## PROMPT:
Go through the records and show each line where the word "name" occurs.

(Figure record extracts)
• • •

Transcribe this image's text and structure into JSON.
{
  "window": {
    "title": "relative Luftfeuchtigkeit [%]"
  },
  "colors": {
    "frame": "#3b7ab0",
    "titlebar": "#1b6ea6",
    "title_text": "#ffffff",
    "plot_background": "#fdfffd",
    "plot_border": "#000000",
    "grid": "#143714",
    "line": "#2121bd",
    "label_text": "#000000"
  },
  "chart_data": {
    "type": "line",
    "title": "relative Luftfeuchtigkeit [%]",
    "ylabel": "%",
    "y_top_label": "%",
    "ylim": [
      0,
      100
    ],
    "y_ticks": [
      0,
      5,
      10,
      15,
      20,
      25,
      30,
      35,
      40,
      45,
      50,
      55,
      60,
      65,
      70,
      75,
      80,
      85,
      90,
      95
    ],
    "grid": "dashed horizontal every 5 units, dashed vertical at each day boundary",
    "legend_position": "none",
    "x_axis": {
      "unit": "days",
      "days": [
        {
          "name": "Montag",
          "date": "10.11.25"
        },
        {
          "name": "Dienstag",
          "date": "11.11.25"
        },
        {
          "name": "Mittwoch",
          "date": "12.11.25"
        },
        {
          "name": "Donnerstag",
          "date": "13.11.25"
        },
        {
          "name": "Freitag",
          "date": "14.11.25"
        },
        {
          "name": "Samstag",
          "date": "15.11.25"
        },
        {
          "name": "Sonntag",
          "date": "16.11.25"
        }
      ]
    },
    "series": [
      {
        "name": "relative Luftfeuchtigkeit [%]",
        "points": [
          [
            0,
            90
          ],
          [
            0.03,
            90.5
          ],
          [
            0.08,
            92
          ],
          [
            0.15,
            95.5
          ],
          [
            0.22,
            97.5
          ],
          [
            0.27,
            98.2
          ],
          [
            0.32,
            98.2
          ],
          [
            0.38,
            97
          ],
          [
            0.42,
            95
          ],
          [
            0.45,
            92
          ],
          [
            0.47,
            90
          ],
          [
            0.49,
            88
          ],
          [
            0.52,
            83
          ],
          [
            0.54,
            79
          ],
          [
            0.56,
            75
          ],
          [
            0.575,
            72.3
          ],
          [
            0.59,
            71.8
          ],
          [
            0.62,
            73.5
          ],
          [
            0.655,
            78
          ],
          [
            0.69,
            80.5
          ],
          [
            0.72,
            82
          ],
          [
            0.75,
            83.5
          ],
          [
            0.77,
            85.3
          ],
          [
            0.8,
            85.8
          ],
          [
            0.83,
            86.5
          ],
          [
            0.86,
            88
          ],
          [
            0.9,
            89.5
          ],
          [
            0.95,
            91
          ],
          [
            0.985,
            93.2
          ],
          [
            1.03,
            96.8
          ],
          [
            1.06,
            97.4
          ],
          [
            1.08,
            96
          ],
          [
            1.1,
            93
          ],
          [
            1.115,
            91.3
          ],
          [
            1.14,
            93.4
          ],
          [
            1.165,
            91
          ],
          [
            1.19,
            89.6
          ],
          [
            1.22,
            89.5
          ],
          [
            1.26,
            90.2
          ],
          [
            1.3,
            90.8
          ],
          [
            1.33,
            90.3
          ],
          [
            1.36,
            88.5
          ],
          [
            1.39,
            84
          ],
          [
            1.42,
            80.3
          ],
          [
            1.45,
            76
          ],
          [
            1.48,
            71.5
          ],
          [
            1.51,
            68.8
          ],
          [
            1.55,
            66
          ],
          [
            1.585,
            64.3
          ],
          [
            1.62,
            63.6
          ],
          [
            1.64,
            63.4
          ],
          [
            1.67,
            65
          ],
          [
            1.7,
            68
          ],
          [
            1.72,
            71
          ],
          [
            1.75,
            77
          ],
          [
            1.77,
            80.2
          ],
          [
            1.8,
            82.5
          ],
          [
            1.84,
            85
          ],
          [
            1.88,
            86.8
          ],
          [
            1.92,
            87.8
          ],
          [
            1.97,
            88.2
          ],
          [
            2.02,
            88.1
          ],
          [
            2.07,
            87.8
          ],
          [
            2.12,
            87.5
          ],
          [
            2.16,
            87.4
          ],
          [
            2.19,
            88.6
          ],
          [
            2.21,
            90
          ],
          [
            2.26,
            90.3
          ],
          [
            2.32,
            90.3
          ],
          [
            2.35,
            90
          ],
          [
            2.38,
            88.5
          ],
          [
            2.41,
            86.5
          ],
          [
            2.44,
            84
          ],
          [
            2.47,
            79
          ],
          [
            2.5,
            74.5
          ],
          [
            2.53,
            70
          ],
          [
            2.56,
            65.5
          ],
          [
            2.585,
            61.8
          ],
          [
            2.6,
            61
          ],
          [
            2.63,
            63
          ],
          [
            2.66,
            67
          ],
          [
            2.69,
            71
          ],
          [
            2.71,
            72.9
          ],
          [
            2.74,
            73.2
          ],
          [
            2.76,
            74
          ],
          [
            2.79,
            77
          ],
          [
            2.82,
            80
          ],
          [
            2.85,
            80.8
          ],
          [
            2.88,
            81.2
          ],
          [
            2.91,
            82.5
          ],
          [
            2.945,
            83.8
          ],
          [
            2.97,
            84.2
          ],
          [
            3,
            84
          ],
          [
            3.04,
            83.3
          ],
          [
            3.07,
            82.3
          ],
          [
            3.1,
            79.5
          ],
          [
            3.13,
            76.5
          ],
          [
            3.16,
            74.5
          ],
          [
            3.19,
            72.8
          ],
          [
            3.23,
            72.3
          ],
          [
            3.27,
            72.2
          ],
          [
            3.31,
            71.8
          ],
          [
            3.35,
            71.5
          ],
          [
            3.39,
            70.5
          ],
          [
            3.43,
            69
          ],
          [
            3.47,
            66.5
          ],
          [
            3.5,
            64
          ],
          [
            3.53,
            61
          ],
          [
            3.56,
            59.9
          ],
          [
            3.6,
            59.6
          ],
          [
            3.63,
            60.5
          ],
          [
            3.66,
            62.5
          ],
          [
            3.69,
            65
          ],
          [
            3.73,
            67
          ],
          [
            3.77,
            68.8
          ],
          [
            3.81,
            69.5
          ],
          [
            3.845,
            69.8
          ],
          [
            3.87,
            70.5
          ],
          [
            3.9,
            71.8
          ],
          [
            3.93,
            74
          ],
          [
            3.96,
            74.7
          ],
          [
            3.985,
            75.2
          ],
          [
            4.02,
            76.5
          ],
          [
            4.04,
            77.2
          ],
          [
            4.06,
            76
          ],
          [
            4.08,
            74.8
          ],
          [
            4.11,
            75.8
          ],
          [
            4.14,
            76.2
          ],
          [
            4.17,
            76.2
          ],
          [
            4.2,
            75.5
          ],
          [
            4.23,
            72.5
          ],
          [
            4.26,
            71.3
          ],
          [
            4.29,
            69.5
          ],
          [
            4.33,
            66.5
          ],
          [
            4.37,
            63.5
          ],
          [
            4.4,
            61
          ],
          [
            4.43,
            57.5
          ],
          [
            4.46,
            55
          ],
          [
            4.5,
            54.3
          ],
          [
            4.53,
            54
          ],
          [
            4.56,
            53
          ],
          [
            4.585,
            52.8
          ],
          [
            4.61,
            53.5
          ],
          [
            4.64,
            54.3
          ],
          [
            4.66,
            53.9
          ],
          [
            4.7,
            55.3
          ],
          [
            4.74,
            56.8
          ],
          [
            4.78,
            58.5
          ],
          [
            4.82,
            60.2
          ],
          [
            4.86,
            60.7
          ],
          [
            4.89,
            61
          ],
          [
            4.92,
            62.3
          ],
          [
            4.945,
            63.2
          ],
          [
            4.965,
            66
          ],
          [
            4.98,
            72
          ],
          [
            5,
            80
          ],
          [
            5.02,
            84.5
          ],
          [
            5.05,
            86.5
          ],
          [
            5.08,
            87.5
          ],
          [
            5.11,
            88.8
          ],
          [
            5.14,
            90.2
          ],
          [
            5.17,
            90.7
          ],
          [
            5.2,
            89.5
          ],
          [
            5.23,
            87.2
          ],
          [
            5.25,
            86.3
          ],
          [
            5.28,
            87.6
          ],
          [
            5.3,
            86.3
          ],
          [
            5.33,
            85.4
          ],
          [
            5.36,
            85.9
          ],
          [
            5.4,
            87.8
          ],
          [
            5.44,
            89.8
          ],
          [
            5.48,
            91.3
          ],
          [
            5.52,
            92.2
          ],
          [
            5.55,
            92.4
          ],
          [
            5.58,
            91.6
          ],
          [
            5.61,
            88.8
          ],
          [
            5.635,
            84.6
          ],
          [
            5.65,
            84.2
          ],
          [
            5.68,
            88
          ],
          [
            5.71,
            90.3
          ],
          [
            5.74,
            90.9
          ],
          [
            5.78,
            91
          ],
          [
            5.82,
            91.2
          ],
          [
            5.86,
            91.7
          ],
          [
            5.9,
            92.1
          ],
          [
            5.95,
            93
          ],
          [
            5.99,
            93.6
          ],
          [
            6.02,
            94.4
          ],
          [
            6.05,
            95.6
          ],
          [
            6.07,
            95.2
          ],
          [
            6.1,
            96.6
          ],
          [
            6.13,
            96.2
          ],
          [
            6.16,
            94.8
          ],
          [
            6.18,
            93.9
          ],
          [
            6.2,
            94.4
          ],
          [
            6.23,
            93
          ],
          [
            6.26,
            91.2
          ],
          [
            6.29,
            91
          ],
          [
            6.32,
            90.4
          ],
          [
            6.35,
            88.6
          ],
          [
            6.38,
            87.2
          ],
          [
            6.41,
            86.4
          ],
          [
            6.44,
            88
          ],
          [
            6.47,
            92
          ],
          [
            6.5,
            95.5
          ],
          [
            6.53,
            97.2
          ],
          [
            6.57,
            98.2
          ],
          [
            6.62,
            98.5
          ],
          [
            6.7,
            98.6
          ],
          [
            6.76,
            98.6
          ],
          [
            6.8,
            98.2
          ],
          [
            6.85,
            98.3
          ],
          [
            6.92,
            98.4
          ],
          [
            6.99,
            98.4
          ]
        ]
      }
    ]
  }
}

• • •

## TASK ANSWER:
          "name": "Montag",
          "name": "Dienstag",
          "name": "Mittwoch",
          "name": "Donnerstag",
          "name": "Freitag",
          "name": "Samstag",
          "name": "Sonntag",
        "name": "relative Luftfeuchtigkeit [%]",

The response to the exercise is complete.